### WHAT IS BEING ASKED
Your task is to give the number of lines in the listing that include "JSON", and nothing else.

### SOURCE MATERIAL

>>

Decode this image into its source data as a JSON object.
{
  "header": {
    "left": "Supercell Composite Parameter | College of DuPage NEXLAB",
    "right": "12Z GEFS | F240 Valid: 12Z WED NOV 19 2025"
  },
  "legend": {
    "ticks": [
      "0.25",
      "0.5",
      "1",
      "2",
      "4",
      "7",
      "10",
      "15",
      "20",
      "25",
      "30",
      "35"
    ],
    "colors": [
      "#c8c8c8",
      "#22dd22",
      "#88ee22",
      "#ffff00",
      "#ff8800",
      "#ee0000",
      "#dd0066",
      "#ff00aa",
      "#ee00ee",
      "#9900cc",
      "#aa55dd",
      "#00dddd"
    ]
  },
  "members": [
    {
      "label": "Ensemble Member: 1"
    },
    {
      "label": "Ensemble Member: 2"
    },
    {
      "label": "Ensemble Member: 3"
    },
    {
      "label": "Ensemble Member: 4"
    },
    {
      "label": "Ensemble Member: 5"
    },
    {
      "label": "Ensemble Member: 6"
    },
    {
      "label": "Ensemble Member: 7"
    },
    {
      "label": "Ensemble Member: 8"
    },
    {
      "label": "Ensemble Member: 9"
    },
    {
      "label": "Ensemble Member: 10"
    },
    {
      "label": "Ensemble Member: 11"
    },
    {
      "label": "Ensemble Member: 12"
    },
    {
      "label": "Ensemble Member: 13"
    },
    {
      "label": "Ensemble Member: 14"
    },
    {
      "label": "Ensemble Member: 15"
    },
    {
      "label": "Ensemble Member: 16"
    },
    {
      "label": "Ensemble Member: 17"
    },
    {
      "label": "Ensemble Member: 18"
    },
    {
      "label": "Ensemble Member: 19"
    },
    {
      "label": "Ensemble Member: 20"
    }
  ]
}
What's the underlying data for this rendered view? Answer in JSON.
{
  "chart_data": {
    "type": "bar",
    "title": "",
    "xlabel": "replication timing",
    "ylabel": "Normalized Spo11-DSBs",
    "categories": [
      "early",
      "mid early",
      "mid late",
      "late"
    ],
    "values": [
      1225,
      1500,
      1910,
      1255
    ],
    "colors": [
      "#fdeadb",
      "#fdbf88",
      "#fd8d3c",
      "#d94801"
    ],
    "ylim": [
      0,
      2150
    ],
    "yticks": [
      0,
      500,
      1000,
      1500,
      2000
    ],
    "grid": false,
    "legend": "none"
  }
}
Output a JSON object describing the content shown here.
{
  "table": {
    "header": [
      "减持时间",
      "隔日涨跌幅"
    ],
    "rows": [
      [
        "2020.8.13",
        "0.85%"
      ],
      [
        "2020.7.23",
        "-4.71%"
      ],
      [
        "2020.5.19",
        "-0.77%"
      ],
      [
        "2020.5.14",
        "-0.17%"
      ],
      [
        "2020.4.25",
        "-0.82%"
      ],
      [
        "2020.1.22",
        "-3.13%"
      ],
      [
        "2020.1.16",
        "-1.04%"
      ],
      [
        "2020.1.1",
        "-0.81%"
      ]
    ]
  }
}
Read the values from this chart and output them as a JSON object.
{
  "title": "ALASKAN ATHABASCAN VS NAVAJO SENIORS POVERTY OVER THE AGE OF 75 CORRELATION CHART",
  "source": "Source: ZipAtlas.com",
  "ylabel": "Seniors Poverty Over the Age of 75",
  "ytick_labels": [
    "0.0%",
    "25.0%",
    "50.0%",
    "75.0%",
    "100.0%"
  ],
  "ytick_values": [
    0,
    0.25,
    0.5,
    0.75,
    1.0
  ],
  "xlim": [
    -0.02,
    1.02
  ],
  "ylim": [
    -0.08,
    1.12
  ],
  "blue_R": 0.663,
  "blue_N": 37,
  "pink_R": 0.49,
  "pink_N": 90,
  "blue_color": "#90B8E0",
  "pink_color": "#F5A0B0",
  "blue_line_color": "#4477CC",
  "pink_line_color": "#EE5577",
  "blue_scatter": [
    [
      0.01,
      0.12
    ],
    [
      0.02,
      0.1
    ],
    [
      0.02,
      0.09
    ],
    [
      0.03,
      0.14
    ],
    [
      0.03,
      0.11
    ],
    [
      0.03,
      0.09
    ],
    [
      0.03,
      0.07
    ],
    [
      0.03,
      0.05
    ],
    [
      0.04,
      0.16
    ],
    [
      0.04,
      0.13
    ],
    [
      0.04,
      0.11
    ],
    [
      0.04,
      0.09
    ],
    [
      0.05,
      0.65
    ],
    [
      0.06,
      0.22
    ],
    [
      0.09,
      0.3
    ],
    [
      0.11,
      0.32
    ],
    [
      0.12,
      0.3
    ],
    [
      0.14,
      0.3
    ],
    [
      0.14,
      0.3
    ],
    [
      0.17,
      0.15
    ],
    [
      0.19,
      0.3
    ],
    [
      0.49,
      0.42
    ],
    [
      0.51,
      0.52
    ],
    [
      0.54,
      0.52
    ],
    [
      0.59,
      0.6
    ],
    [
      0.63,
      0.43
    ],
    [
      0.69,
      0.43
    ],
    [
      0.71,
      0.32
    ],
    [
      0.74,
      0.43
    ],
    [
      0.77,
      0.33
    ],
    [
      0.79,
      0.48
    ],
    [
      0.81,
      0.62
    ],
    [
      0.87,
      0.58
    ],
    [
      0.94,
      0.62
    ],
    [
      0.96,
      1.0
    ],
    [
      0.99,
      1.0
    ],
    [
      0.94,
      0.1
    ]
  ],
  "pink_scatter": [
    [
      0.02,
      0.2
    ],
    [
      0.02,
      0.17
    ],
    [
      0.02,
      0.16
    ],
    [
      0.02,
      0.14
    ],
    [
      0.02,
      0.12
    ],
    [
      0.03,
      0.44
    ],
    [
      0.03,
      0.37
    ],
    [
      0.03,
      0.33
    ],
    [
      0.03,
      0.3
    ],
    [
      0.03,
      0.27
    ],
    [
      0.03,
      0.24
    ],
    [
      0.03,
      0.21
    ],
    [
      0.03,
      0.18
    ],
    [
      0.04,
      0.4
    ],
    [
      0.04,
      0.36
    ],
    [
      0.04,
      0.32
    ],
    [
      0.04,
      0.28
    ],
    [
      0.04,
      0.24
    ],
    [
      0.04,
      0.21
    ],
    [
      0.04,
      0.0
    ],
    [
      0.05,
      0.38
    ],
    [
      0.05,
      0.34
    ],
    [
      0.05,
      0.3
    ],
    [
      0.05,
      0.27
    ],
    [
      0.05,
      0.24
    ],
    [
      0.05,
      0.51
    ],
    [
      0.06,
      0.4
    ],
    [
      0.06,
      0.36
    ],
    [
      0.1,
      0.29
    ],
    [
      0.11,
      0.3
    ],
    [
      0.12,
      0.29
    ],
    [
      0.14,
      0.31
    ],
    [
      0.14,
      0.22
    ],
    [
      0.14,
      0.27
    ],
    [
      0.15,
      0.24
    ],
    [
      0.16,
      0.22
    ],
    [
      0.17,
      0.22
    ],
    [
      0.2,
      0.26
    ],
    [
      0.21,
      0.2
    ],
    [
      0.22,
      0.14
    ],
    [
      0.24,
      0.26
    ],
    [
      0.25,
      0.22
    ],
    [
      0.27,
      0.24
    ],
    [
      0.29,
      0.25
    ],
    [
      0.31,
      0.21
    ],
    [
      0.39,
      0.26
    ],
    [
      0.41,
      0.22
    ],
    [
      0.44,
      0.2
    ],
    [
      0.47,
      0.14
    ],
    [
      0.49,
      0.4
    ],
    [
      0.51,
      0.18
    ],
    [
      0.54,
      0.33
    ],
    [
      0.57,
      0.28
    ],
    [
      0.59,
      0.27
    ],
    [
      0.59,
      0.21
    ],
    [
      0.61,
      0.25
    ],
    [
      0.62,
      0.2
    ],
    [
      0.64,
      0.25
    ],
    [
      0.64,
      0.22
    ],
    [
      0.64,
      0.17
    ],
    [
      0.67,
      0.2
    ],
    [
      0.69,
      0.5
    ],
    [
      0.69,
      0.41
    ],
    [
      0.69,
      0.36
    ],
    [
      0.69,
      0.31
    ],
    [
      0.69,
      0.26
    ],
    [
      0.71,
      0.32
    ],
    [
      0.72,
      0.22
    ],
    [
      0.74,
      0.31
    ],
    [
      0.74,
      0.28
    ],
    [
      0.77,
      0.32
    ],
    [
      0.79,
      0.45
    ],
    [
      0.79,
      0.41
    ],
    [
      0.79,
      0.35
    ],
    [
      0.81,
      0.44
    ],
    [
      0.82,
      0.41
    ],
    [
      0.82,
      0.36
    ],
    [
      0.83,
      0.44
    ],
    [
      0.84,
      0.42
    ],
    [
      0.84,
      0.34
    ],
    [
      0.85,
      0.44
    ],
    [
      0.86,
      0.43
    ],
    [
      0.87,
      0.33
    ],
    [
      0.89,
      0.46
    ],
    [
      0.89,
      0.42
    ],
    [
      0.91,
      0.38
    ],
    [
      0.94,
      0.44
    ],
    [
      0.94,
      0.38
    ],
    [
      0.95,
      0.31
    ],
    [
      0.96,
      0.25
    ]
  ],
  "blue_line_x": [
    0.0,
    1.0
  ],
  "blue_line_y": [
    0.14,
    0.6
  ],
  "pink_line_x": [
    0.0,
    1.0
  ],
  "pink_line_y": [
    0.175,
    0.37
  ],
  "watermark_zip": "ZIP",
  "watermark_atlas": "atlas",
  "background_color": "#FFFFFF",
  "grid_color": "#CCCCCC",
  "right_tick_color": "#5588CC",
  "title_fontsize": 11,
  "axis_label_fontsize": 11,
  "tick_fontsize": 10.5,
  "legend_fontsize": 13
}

<<

### THE RESULT
4